WRITTEN EXERCISE:
Extract the full set of records that follows, word for word.

RECORDS FOR THE EXERCISE:
————

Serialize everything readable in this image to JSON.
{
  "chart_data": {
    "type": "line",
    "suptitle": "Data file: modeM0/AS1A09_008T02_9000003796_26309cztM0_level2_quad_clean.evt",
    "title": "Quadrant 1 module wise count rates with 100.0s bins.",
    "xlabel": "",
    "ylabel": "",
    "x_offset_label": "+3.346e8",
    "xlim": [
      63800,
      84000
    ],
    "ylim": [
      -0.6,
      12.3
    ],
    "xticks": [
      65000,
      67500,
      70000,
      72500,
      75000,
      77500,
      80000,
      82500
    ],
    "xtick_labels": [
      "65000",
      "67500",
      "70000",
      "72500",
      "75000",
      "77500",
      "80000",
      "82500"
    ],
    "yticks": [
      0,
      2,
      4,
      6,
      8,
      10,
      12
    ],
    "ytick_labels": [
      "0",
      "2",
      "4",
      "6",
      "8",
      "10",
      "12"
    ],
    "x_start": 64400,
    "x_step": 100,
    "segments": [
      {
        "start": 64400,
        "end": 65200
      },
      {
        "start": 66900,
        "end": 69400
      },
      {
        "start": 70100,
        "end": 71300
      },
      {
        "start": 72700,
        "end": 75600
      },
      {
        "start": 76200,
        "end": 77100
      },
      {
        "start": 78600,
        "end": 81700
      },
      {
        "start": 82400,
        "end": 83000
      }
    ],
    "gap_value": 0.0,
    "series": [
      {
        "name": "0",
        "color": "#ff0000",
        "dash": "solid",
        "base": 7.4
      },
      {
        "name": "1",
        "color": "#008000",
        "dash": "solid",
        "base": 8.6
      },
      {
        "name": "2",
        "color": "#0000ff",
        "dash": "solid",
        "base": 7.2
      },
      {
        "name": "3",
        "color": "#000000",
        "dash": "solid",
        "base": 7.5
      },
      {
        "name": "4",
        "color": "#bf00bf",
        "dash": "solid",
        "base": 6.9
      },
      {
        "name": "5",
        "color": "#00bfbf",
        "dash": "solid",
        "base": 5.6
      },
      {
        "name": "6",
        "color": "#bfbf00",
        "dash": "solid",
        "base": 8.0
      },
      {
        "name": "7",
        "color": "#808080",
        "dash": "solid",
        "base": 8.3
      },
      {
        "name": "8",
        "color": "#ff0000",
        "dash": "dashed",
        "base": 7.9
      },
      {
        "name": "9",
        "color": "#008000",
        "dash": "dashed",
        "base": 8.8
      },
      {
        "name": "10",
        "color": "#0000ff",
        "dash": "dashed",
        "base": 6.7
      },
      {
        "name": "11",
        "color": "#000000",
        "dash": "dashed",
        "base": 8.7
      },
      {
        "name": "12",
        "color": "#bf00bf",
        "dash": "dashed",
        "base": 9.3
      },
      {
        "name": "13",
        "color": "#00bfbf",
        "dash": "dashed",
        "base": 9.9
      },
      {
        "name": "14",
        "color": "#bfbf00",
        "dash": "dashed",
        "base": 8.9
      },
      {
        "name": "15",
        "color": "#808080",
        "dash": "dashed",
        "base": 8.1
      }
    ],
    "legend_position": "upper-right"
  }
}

————

EXPECTED OUTPUT:
Serialize everything readable in this image to JSON.
{
  "chart_data": {
    "type": "line",
    "suptitle": "Data file: modeM0/AS1A09_008T02_9000003796_26309cztM0_level2_quad_clean.evt",
    "title": "Quadrant 1 module wise count rates with 100.0s bins.",
    "xlabel": "",
    "ylabel": "",
    "x_offset_label": "+3.346e8",
    "xlim": [
      63800,
      84000
    ],
    "ylim": [
      -0.6,
      12.3
    ],
    "xticks": [
      65000,
      67500,
      70000,
      72500,
      75000,
      77500,
      80000,
      82500
    ],
    "xtick_labels": [
      "65000",
      "67500",
      "70000",
      "72500",
      "75000",
      "77500",
      "80000",
      "82500"
    ],
    "yticks": [
      0,
      2,
      4,
      6,
      8,
      10,
      12
    ],
    "ytick_labels": [
      "0",
      "2",
      "4",
      "6",
      "8",
      "10",
      "12"
    ],
    "x_start": 64400,
    "x_step": 100,
    "segments": [
      {
        "start": 64400,
        "end": 65200
      },
      {
        "start": 66900,
        "end": 69400
      },
      {
        "start": 70100,
        "end": 71300
      },
      {
        "start": 72700,
        "end": 75600
      },
      {
        "start": 76200,
        "end": 77100
      },
      {
        "start": 78600,
        "end": 81700
      },
      {
        "start": 82400,
        "end": 83000
      }
    ],
    "gap_value": 0.0,
    "series": [
      {
        "name": "0",
        "color": "#ff0000",
        "dash": "solid",
        "base": 7.4
      },
      {
        "name": "1",
        "color": "#008000",
        "dash": "solid",
        "base": 8.6
      },
      {
        "name": "2",
        "color": "#0000ff",
        "dash": "solid",
        "base": 7.2
      },
      {
        "name": "3",
        "color": "#000000",
        "dash": "solid",
        "base": 7.5
      },
      {
        "name": "4",
        "color": "#bf00bf",
        "dash": "solid",
        "base": 6.9
      },
      {
        "name": "5",
        "color": "#00bfbf",
        "dash": "solid",
        "base": 5.6
      },
      {
        "name": "6",
        "color": "#bfbf00",
        "dash": "solid",
        "base": 8.0
      },
      {
        "name": "7",
        "color": "#808080",
        "dash": "solid",
        "base": 8.3
      },
      {
        "name": "8",
        "color": "#ff0000",
        "dash": "dashed",
        "base": 7.9
      },
      {
        "name": "9",
        "color": "#008000",
        "dash": "dashed",
        "base": 8.8
      },
      {
        "name": "10",
        "color": "#0000ff",
        "dash": "dashed",
        "base": 6.7
      },
      {
        "name": "11",
        "color": "#000000",
        "dash": "dashed",
        "base": 8.7
      },
      {
        "name": "12",
        "color": "#bf00bf",
        "dash": "dashed",
        "base": 9.3
      },
      {
        "name": "13",
        "color": "#00bfbf",
        "dash": "dashed",
        "base": 9.9
      },
      {
        "name": "14",
        "color": "#bfbf00",
        "dash": "dashed",
        "base": 8.9
      },
      {
        "name": "15",
        "color": "#808080",
        "dash": "dashed",
        "base": 8.1
      }
    ],
    "legend_position": "upper-right"
  }
}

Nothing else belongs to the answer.